═══ DATASET ═══
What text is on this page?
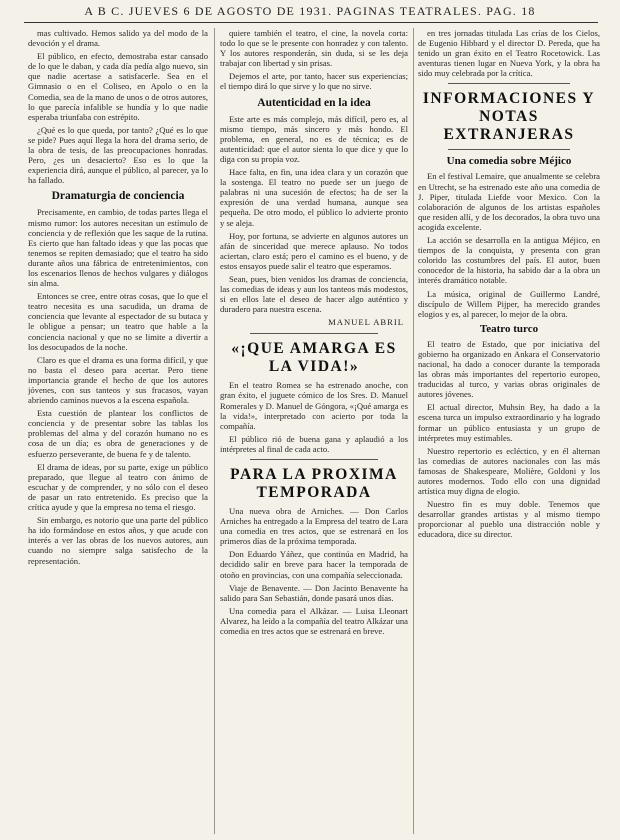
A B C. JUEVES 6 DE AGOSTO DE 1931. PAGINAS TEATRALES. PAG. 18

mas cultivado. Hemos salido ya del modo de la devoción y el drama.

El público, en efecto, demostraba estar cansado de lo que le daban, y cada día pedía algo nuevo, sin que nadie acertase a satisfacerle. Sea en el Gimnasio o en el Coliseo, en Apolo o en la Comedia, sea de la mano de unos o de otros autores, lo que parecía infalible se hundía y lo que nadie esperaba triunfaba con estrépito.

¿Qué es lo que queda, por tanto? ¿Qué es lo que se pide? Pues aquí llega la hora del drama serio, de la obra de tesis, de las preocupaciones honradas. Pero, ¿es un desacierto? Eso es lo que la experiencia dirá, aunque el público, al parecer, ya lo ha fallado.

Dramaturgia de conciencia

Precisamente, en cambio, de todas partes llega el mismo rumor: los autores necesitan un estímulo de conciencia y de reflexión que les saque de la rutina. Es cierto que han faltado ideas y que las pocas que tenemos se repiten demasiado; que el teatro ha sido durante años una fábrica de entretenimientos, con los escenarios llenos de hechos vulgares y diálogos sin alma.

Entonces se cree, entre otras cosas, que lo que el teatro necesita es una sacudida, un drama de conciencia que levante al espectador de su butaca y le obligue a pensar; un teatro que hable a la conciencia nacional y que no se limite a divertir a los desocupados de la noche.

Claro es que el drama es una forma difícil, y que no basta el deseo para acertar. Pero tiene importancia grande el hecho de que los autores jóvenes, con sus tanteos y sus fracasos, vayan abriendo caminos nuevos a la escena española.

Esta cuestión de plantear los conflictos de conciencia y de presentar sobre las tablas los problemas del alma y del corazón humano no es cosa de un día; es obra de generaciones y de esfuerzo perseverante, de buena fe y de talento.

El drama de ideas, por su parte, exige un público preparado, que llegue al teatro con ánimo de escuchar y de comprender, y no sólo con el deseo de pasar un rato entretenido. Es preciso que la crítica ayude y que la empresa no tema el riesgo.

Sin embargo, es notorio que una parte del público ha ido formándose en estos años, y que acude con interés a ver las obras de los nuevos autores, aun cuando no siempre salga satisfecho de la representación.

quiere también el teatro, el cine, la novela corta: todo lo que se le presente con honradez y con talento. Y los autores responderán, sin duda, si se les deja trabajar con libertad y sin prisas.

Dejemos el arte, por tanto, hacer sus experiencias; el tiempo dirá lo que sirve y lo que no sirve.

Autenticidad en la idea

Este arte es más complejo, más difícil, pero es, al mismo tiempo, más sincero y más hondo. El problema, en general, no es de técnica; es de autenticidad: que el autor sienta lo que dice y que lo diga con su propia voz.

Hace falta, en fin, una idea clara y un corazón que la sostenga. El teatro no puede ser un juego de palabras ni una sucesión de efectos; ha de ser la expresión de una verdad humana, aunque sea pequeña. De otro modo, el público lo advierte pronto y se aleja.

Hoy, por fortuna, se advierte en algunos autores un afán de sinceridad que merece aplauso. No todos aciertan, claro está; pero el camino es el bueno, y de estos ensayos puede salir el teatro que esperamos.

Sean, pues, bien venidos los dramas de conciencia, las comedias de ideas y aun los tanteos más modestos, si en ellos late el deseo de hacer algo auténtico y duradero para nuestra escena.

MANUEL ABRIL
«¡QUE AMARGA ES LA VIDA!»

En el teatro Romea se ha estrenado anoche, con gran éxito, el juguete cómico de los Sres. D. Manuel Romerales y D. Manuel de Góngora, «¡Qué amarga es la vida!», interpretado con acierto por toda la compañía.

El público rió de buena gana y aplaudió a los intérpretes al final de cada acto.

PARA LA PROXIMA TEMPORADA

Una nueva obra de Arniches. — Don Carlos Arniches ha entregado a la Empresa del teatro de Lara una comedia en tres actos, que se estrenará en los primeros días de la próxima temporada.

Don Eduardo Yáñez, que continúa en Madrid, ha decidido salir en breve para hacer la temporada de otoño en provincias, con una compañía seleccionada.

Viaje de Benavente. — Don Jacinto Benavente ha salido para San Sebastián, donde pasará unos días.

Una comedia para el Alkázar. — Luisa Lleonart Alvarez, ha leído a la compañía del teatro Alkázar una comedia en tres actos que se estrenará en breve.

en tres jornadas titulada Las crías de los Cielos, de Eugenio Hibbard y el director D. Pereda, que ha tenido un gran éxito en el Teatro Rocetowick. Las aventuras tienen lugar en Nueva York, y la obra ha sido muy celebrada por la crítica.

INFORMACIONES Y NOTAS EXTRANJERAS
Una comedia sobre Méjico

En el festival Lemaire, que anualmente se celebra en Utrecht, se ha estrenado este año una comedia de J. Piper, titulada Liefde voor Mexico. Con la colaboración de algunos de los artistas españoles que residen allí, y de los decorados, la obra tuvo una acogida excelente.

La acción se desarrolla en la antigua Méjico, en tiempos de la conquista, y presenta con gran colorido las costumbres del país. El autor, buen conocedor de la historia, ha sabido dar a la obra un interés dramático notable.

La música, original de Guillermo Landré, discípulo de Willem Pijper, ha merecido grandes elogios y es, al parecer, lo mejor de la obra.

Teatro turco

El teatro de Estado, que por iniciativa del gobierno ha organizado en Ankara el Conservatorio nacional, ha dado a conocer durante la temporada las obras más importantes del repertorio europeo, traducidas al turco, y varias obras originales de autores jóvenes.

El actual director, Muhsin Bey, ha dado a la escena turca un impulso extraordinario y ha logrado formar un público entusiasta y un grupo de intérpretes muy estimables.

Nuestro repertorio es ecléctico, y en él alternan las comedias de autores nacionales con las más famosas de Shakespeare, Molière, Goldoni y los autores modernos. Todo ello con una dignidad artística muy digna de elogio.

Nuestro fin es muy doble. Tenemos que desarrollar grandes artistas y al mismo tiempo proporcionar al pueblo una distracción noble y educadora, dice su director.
═══
Gather each line of the listing that holds the string "aunque".

¿Qué es lo que queda, por tanto? ¿Qué es lo que se pide? Pues aquí llega la hora del drama serio, de la obra de tesis, de las preocupaciones honradas. Pero, ¿es un desacierto? Eso es lo que la experiencia dirá, aunque el público, al parecer, ya lo ha fallado.
Hace falta, en fin, una idea clara y un corazón que la sostenga. El teatro no puede ser un juego de palabras ni una sucesión de efectos; ha de ser la expresión de una verdad humana, aunque sea pequeña. De otro modo, el público lo advierte pronto y se aleja.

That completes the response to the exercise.